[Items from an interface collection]
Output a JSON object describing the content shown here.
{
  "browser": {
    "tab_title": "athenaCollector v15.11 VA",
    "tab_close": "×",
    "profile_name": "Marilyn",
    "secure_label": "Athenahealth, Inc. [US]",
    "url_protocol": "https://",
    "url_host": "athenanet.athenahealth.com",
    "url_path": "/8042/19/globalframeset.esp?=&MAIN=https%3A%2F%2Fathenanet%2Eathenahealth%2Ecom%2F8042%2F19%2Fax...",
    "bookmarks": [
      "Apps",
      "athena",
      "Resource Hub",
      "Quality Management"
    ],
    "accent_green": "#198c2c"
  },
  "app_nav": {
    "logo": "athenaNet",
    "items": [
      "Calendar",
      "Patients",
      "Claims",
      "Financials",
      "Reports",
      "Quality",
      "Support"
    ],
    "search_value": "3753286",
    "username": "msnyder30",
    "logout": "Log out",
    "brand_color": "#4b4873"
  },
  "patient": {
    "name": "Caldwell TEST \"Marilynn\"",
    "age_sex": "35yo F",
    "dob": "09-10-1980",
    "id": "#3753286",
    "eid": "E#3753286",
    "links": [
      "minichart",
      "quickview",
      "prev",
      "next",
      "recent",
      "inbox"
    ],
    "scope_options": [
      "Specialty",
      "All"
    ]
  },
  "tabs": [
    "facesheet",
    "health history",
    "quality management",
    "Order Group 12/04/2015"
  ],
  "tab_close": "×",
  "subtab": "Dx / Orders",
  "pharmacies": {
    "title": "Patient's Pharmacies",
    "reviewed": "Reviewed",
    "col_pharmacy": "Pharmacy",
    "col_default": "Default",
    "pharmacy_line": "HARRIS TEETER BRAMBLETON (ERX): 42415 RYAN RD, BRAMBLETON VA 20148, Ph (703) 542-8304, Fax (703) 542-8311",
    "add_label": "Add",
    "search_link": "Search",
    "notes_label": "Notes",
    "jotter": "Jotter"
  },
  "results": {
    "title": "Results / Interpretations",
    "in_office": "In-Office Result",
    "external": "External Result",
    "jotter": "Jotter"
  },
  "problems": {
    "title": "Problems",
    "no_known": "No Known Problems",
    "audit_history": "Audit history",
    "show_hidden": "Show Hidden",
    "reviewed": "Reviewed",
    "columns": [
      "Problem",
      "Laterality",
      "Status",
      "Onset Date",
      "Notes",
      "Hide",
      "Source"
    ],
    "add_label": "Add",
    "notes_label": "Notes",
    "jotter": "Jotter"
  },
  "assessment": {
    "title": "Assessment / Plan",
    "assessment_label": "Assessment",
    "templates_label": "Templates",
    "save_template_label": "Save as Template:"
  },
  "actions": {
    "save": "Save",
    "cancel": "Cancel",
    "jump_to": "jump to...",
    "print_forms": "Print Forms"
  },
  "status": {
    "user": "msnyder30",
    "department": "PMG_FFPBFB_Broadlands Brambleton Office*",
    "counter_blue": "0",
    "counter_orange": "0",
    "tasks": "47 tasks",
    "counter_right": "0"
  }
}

◆ **WHAT TO WORK ON**: Without leaving anything out, repeat every entry shown above.

◆ **RESULT OF THIS TASK**:
Output a JSON object describing the content shown here.
{
  "browser": {
    "tab_title": "athenaCollector v15.11 VA",
    "tab_close": "×",
    "profile_name": "Marilyn",
    "secure_label": "Athenahealth, Inc. [US]",
    "url_protocol": "https://",
    "url_host": "athenanet.athenahealth.com",
    "url_path": "/8042/19/globalframeset.esp?=&MAIN=https%3A%2F%2Fathenanet%2Eathenahealth%2Ecom%2F8042%2F19%2Fax...",
    "bookmarks": [
      "Apps",
      "athena",
      "Resource Hub",
      "Quality Management"
    ],
    "accent_green": "#198c2c"
  },
  "app_nav": {
    "logo": "athenaNet",
    "items": [
      "Calendar",
      "Patients",
      "Claims",
      "Financials",
      "Reports",
      "Quality",
      "Support"
    ],
    "search_value": "3753286",
    "username": "msnyder30",
    "logout": "Log out",
    "brand_color": "#4b4873"
  },
  "patient": {
    "name": "Caldwell TEST \"Marilynn\"",
    "age_sex": "35yo F",
    "dob": "09-10-1980",
    "id": "#3753286",
    "eid": "E#3753286",
    "links": [
      "minichart",
      "quickview",
      "prev",
      "next",
      "recent",
      "inbox"
    ],
    "scope_options": [
      "Specialty",
      "All"
    ]
  },
  "tabs": [
    "facesheet",
    "health history",
    "quality management",
    "Order Group 12/04/2015"
  ],
  "tab_close": "×",
  "subtab": "Dx / Orders",
  "pharmacies": {
    "title": "Patient's Pharmacies",
    "reviewed": "Reviewed",
    "col_pharmacy": "Pharmacy",
    "col_default": "Default",
    "pharmacy_line": "HARRIS TEETER BRAMBLETON (ERX): 42415 RYAN RD, BRAMBLETON VA 20148, Ph (703) 542-8304, Fax (703) 542-8311",
    "add_label": "Add",
    "search_link": "Search",
    "notes_label": "Notes",
    "jotter": "Jotter"
  },
  "results": {
    "title": "Results / Interpretations",
    "in_office": "In-Office Result",
    "external": "External Result",
    "jotter": "Jotter"
  },
  "problems": {
    "title": "Problems",
    "no_known": "No Known Problems",
    "audit_history": "Audit history",
    "show_hidden": "Show Hidden",
    "reviewed": "Reviewed",
    "columns": [
      "Problem",
      "Laterality",
      "Status",
      "Onset Date",
      "Notes",
      "Hide",
      "Source"
    ],
    "add_label": "Add",
    "notes_label": "Notes",
    "jotter": "Jotter"
  },
  "assessment": {
    "title": "Assessment / Plan",
    "assessment_label": "Assessment",
    "templates_label": "Templates",
    "save_template_label": "Save as Template:"
  },
  "actions": {
    "save": "Save",
    "cancel": "Cancel",
    "jump_to": "jump to...",
    "print_forms": "Print Forms"
  },
  "status": {
    "user": "msnyder30",
    "department": "PMG_FFPBFB_Broadlands Brambleton Office*",
    "counter_blue": "0",
    "counter_orange": "0",
    "tasks": "47 tasks",
    "counter_right": "0"
  }
}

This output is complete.